WHAT NEEDS TO BE DONE
Search the material for the string "Activities", then return every line where it is found.

[Figure contents as structured data]

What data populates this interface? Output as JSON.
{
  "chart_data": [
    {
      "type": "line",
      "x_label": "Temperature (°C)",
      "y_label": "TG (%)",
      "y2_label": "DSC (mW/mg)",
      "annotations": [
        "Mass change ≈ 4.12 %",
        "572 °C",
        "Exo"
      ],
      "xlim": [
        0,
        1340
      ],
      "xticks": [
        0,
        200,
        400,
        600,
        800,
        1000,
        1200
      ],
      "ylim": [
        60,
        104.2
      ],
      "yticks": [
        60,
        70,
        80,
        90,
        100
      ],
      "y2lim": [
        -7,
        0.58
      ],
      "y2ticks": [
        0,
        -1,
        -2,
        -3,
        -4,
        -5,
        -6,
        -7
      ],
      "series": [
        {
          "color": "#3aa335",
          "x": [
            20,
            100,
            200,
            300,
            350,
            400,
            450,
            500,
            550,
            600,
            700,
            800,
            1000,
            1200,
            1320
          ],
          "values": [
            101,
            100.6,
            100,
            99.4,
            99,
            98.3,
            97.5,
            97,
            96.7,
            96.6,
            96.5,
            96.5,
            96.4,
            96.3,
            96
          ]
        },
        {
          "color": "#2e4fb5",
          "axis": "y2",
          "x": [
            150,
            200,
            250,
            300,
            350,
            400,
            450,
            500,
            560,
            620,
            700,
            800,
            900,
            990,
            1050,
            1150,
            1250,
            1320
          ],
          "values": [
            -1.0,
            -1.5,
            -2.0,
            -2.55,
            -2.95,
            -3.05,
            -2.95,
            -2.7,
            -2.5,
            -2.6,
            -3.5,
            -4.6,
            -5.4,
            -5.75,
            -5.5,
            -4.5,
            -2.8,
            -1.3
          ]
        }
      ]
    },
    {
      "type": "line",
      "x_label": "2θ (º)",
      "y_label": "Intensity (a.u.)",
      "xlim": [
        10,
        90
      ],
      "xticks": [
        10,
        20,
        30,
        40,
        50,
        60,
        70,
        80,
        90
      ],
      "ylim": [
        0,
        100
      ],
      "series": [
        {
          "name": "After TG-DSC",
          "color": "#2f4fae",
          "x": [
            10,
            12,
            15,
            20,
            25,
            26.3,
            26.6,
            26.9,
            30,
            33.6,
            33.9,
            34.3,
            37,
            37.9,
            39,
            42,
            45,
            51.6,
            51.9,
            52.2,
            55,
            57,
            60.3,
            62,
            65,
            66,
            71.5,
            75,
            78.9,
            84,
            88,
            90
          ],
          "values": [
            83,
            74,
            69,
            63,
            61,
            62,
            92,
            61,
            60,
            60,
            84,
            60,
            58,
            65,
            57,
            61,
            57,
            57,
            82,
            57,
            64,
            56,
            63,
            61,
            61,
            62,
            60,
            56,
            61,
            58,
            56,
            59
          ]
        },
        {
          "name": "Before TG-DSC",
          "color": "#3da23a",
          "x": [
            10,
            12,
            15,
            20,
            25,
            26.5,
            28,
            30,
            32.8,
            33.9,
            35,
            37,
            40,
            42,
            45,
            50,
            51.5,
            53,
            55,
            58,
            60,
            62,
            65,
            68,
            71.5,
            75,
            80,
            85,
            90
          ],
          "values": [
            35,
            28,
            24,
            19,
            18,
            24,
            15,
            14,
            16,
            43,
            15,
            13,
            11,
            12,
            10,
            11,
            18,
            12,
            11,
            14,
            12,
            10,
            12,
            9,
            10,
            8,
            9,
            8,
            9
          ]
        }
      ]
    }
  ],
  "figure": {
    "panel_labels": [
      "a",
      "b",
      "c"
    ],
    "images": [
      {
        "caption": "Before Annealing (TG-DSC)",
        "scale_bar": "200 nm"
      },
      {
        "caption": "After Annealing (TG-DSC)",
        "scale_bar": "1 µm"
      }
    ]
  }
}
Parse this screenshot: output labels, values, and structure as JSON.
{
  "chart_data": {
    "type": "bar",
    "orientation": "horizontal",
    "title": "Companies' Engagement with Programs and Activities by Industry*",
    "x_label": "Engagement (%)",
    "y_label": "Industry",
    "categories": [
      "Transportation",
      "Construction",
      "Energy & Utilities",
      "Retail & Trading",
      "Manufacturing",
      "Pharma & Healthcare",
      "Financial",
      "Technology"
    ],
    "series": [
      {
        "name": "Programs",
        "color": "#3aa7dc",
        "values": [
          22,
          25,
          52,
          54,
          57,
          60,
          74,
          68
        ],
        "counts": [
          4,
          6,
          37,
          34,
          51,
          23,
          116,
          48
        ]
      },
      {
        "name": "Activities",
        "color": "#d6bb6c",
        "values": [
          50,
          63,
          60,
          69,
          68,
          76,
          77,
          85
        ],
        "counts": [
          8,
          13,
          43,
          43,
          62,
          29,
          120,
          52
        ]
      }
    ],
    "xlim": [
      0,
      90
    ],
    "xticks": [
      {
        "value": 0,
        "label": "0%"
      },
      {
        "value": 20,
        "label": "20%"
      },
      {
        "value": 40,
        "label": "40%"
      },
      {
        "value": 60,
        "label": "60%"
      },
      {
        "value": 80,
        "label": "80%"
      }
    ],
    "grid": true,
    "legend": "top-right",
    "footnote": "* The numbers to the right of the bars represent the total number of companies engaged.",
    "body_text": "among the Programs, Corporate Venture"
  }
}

RESPONSE FOR THIS EXERCISE
    "title": "Companies' Engagement with Programs and Activities by Industry*",
        "name": "Activities",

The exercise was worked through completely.